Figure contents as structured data
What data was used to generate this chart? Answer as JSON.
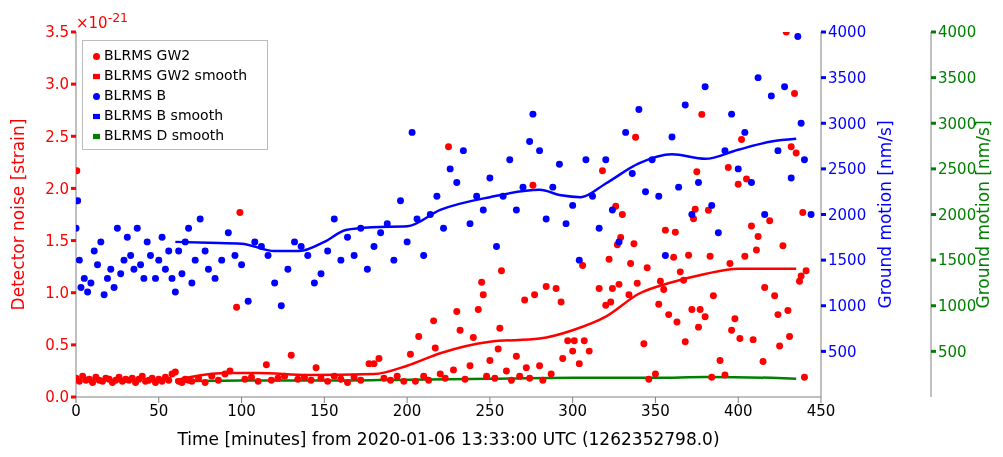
{
  "chart_data": {
    "type": "scatter",
    "xlabel": "Time [minutes] from 2020-01-06 13:33:00 UTC (1262352798.0)",
    "ylabel": "Detector noise [strain]",
    "y2label": "Ground motion [nm/s]",
    "y3label": "Ground motion [nm/s]",
    "annotations": [
      "×10$^{-21}$"
    ],
    "xlim": [
      0,
      450
    ],
    "xticks": [
      0,
      50,
      100,
      150,
      200,
      250,
      300,
      350,
      400,
      450
    ],
    "ylim": [
      0,
      3.5
    ],
    "yticks": [
      {
        "value": 0,
        "label": "0.0"
      },
      0.5,
      {
        "value": 1,
        "label": "1.0"
      },
      1.5,
      {
        "value": 2,
        "label": "2.0"
      },
      2.5,
      {
        "value": 3,
        "label": "3.0"
      },
      3.5
    ],
    "y2lim": [
      0,
      4000
    ],
    "y2ticks": [
      500,
      1000,
      1500,
      2000,
      2500,
      3000,
      3500,
      4000
    ],
    "y3lim": [
      0,
      4000
    ],
    "y3ticks": [
      500,
      1000,
      1500,
      2000,
      2500,
      3000,
      3500,
      4000
    ],
    "legend": "top left",
    "series": [
      {
        "name": "BLRMS GW2",
        "marker": "circle",
        "color": "#ff0000",
        "x": [
          0,
          0.5,
          2,
          4,
          6,
          8,
          10,
          12,
          14,
          16,
          18,
          20,
          22,
          24,
          26,
          28,
          30,
          32,
          34,
          36,
          38,
          40,
          42,
          44,
          46,
          48,
          50,
          52,
          54,
          56,
          58,
          60,
          62,
          64,
          66,
          68,
          70,
          74,
          78,
          82,
          86,
          90,
          93,
          97,
          99,
          102,
          106,
          110,
          115,
          118,
          122,
          126,
          130,
          134,
          138,
          142,
          145,
          148,
          152,
          156,
          160,
          164,
          168,
          172,
          177,
          180,
          183,
          186,
          190,
          194,
          198,
          202,
          205,
          207,
          210,
          213,
          216,
          217,
          220,
          223,
          225,
          228,
          230,
          232,
          235,
          238,
          240,
          243,
          245,
          246,
          248,
          250,
          253,
          255,
          256,
          257,
          260,
          263,
          266,
          268,
          271,
          272,
          274,
          276,
          277,
          280,
          282,
          284,
          287,
          290,
          293,
          294,
          297,
          300,
          301,
          304,
          306,
          307,
          310,
          316,
          318,
          320,
          322,
          323,
          324,
          326,
          327,
          328,
          329,
          330,
          334,
          335,
          337,
          338,
          339,
          343,
          345,
          346,
          350,
          352,
          353,
          355,
          356,
          358,
          361,
          362,
          363,
          365,
          367,
          368,
          370,
          372,
          373,
          374,
          375,
          376,
          377,
          378,
          380,
          382,
          383,
          384,
          385,
          389,
          392,
          394,
          395,
          396,
          398,
          400,
          401,
          402,
          404,
          405,
          408,
          409,
          411,
          412,
          415,
          416,
          419,
          422,
          424,
          425,
          427,
          429,
          430,
          431,
          432,
          434,
          435,
          437,
          438,
          439,
          440,
          441
        ],
        "values": [
          0.18,
          2.17,
          0.15,
          0.2,
          0.16,
          0.17,
          0.14,
          0.19,
          0.16,
          0.15,
          0.18,
          0.17,
          0.14,
          0.16,
          0.19,
          0.15,
          0.17,
          0.16,
          0.18,
          0.14,
          0.17,
          0.2,
          0.15,
          0.16,
          0.18,
          0.14,
          0.17,
          0.15,
          0.19,
          0.16,
          0.22,
          0.24,
          0.15,
          0.14,
          0.17,
          0.16,
          0.15,
          0.18,
          0.14,
          0.2,
          0.16,
          0.22,
          0.25,
          0.86,
          1.77,
          0.17,
          0.19,
          0.15,
          0.31,
          0.16,
          0.18,
          0.2,
          0.4,
          0.17,
          0.19,
          0.16,
          0.28,
          0.18,
          0.15,
          0.2,
          0.17,
          0.14,
          0.19,
          0.16,
          0.32,
          0.32,
          0.37,
          0.18,
          0.16,
          0.2,
          0.15,
          0.41,
          0.15,
          0.58,
          0.2,
          0.16,
          0.73,
          0.47,
          0.22,
          0.18,
          2.4,
          0.26,
          0.82,
          0.64,
          0.17,
          0.3,
          0.57,
          0.84,
          1.1,
          0.98,
          0.2,
          0.35,
          0.18,
          0.46,
          0.66,
          1.21,
          0.25,
          0.16,
          0.39,
          0.2,
          0.93,
          0.28,
          0.18,
          2.03,
          0.98,
          0.3,
          0.16,
          1.06,
          0.22,
          1.04,
          0.91,
          0.37,
          0.54,
          0.44,
          0.54,
          0.32,
          1.26,
          0.54,
          0.44,
          1.04,
          2.17,
          0.88,
          1.32,
          0.91,
          1.04,
          1.83,
          1.46,
          1.08,
          1.53,
          1.75,
          0.98,
          1.28,
          1.47,
          2.49,
          1.09,
          0.51,
          1.24,
          0.17,
          0.22,
          0.89,
          1.11,
          1.03,
          1.6,
          0.79,
          1.34,
          1.58,
          0.72,
          1.2,
          1.12,
          0.53,
          1.36,
          0.84,
          1.71,
          1.8,
          2.16,
          0.67,
          0.84,
          2.71,
          0.77,
          1.79,
          1.35,
          0.19,
          0.97,
          0.35,
          0.21,
          2.2,
          1.28,
          0.64,
          0.75,
          2.04,
          0.56,
          2.47,
          1.35,
          2.09,
          1.64,
          0.55,
          1.41,
          1.54,
          0.34,
          1.05,
          1.69,
          0.97,
          0.79,
          0.49,
          1.45,
          3.5,
          0.83,
          0.58,
          2.4,
          2.91,
          2.34,
          1.11,
          1.16,
          1.77,
          0.19,
          1.21
        ]
      },
      {
        "name": "BLRMS GW2 smooth",
        "type": "line",
        "color": "#ff0000",
        "x": [
          60,
          90,
          110,
          140,
          180,
          200,
          220,
          250,
          280,
          300,
          320,
          340,
          360,
          380,
          400,
          420,
          435
        ],
        "values": [
          0.16,
          0.23,
          0.23,
          0.21,
          0.22,
          0.3,
          0.42,
          0.53,
          0.56,
          0.64,
          0.77,
          0.99,
          1.1,
          1.18,
          1.23,
          1.23,
          1.23
        ]
      },
      {
        "name": "BLRMS B",
        "marker": "circle",
        "axis": "y2",
        "color": "#0000ff",
        "x": [
          0,
          1,
          2,
          3,
          5,
          7,
          9,
          11,
          13,
          15,
          17,
          19,
          21,
          23,
          25,
          27,
          29,
          31,
          33,
          35,
          37,
          39,
          41,
          43,
          45,
          48,
          50,
          52,
          54,
          56,
          58,
          60,
          62,
          64,
          66,
          68,
          70,
          72,
          75,
          78,
          80,
          84,
          88,
          92,
          96,
          100,
          104,
          108,
          112,
          116,
          120,
          124,
          128,
          132,
          136,
          140,
          144,
          148,
          152,
          156,
          160,
          164,
          168,
          172,
          176,
          180,
          184,
          188,
          192,
          196,
          200,
          203,
          206,
          210,
          214,
          218,
          222,
          226,
          230,
          234,
          238,
          242,
          246,
          250,
          254,
          258,
          262,
          266,
          270,
          274,
          276,
          280,
          284,
          288,
          292,
          296,
          300,
          304,
          308,
          312,
          316,
          320,
          324,
          328,
          332,
          336,
          340,
          344,
          348,
          352,
          356,
          360,
          364,
          368,
          372,
          376,
          380,
          384,
          388,
          392,
          396,
          400,
          404,
          408,
          412,
          416,
          420,
          424,
          428,
          432,
          436,
          438,
          440,
          444
        ],
        "values": [
          1850,
          2150,
          1500,
          1200,
          1300,
          1150,
          1250,
          1600,
          1450,
          1700,
          1120,
          1300,
          1400,
          1200,
          1850,
          1350,
          1500,
          1750,
          1550,
          1400,
          1850,
          1450,
          1300,
          1700,
          1550,
          1300,
          1500,
          1750,
          1400,
          1600,
          1300,
          1150,
          1600,
          1350,
          1700,
          1850,
          1250,
          1500,
          1950,
          1600,
          1400,
          1300,
          1500,
          1800,
          1550,
          1450,
          1050,
          1700,
          1650,
          1550,
          1250,
          1000,
          1400,
          1700,
          1650,
          1550,
          1250,
          1350,
          1600,
          1950,
          1500,
          1750,
          1550,
          1850,
          1400,
          1650,
          1800,
          1900,
          1500,
          2150,
          1700,
          2900,
          1950,
          1550,
          2000,
          2200,
          1850,
          2500,
          2350,
          2700,
          1900,
          2200,
          2050,
          2400,
          1650,
          2200,
          2600,
          2050,
          2300,
          2800,
          3100,
          2700,
          1950,
          2300,
          2550,
          1900,
          2100,
          1500,
          2600,
          2200,
          1850,
          2600,
          2050,
          1700,
          2900,
          2450,
          3150,
          2250,
          2600,
          2200,
          1550,
          2850,
          2300,
          3200,
          2000,
          2350,
          3400,
          2100,
          1800,
          2700,
          3100,
          2500,
          2900,
          2350,
          3500,
          2000,
          3300,
          2700,
          3400,
          2400,
          3950,
          3000,
          2600,
          2000
        ]
      },
      {
        "name": "BLRMS B smooth",
        "type": "line",
        "axis": "y2",
        "color": "#0000ff",
        "x": [
          60,
          80,
          100,
          120,
          135,
          150,
          163,
          179,
          200,
          220,
          250,
          280,
          293,
          305,
          320,
          340,
          360,
          380,
          400,
          420,
          435
        ],
        "values": [
          1700,
          1690,
          1680,
          1600,
          1600,
          1700,
          1830,
          1860,
          1870,
          2050,
          2190,
          2270,
          2210,
          2190,
          2340,
          2560,
          2660,
          2610,
          2710,
          2800,
          2830
        ]
      },
      {
        "name": "BLRMS D smooth",
        "type": "line",
        "axis": "y3",
        "color": "#008000",
        "x": [
          60,
          100,
          150,
          200,
          250,
          300,
          350,
          380,
          420,
          435
        ],
        "values": [
          170,
          180,
          180,
          190,
          200,
          210,
          210,
          220,
          210,
          200
        ]
      }
    ]
  }
}
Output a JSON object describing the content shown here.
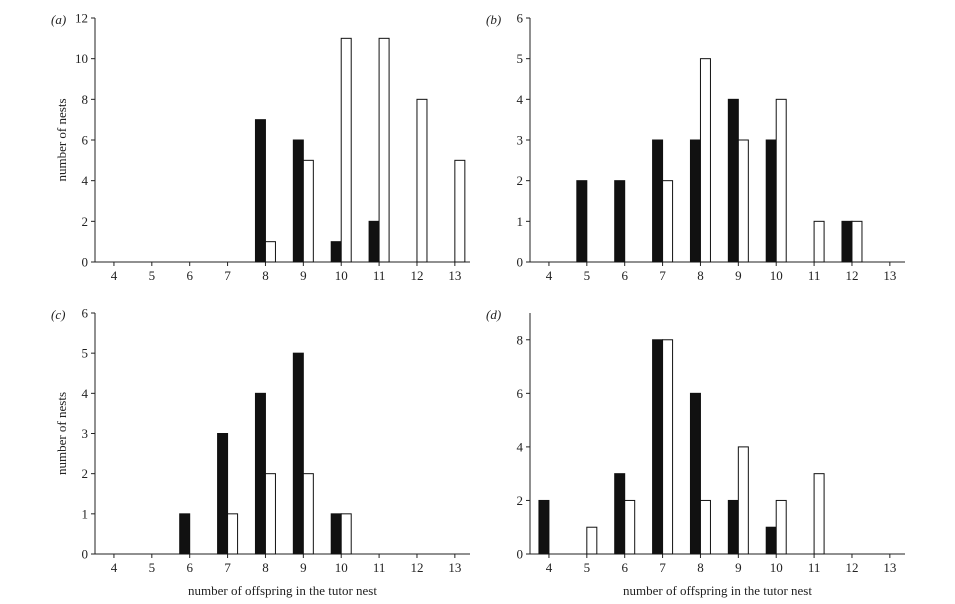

PROBLEM DETAILS
Copy out each line in the listing that has the word "JSON".

EXERCISE OUTPUT
What data was used to generate this chart? Answer as JSON.
Output a JSON object describing the content shown here.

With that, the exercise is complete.